-- BEGIN --
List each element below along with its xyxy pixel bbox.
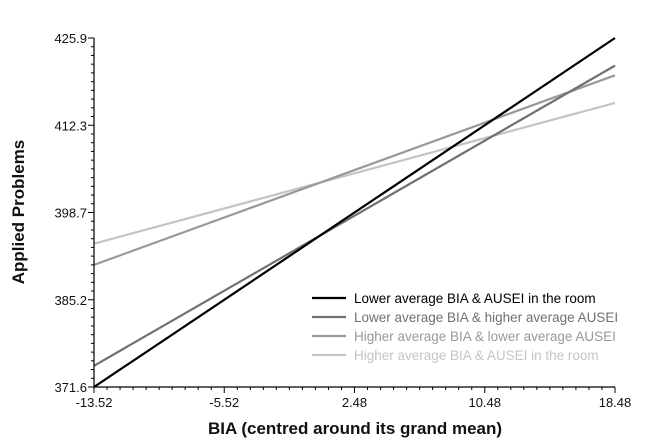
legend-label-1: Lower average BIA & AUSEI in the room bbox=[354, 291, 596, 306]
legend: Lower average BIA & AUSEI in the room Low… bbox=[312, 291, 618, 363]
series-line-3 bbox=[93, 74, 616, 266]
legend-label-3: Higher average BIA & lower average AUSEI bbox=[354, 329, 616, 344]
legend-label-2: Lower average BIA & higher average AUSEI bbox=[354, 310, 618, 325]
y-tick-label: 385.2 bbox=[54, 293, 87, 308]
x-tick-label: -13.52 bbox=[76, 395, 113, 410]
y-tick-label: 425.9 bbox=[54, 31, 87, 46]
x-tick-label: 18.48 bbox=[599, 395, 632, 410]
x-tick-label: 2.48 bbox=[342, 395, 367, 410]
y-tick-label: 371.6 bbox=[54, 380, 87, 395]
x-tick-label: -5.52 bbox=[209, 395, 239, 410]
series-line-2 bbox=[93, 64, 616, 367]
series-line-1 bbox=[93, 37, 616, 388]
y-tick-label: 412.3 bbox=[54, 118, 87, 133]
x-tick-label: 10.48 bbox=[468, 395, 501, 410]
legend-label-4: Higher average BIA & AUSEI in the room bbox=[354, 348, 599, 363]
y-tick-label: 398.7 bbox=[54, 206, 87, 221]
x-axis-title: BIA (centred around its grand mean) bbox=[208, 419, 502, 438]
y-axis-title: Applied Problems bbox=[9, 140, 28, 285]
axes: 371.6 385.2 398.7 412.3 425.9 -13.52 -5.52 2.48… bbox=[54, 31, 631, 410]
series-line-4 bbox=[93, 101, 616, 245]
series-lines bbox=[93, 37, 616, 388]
-- END --
- **Problem description**: Retype every row above word for word, but omit the picture from your answer.

- **Correct answer**:
List each element below along with its xyxy pixel bbox.
legend-label-1: Lower average BIA & AUSEI in the room bbox=[354, 291, 596, 306]
legend: Lower average BIA & AUSEI in the room Low… bbox=[312, 291, 618, 363]
series-line-3 bbox=[93, 74, 616, 266]
legend-label-3: Higher average BIA & lower average AUSEI bbox=[354, 329, 616, 344]
legend-label-2: Lower average BIA & higher average AUSEI bbox=[354, 310, 618, 325]
y-tick-label: 385.2 bbox=[54, 293, 87, 308]
x-tick-label: -13.52 bbox=[76, 395, 113, 410]
y-tick-label: 425.9 bbox=[54, 31, 87, 46]
x-tick-label: 18.48 bbox=[599, 395, 632, 410]
x-tick-label: 2.48 bbox=[342, 395, 367, 410]
y-tick-label: 371.6 bbox=[54, 380, 87, 395]
x-tick-label: -5.52 bbox=[209, 395, 239, 410]
series-line-2 bbox=[93, 64, 616, 367]
series-line-1 bbox=[93, 37, 616, 388]
y-tick-label: 412.3 bbox=[54, 118, 87, 133]
x-tick-label: 10.48 bbox=[468, 395, 501, 410]
legend-label-4: Higher average BIA & AUSEI in the room bbox=[354, 348, 599, 363]
y-tick-label: 398.7 bbox=[54, 206, 87, 221]
x-axis-title: BIA (centred around its grand mean) bbox=[208, 419, 502, 438]
y-axis-title: Applied Problems bbox=[9, 140, 28, 285]
axes: 371.6 385.2 398.7 412.3 425.9 -13.52 -5.52 2.48… bbox=[54, 31, 631, 410]
series-line-4 bbox=[93, 101, 616, 245]
series-lines bbox=[93, 37, 616, 388]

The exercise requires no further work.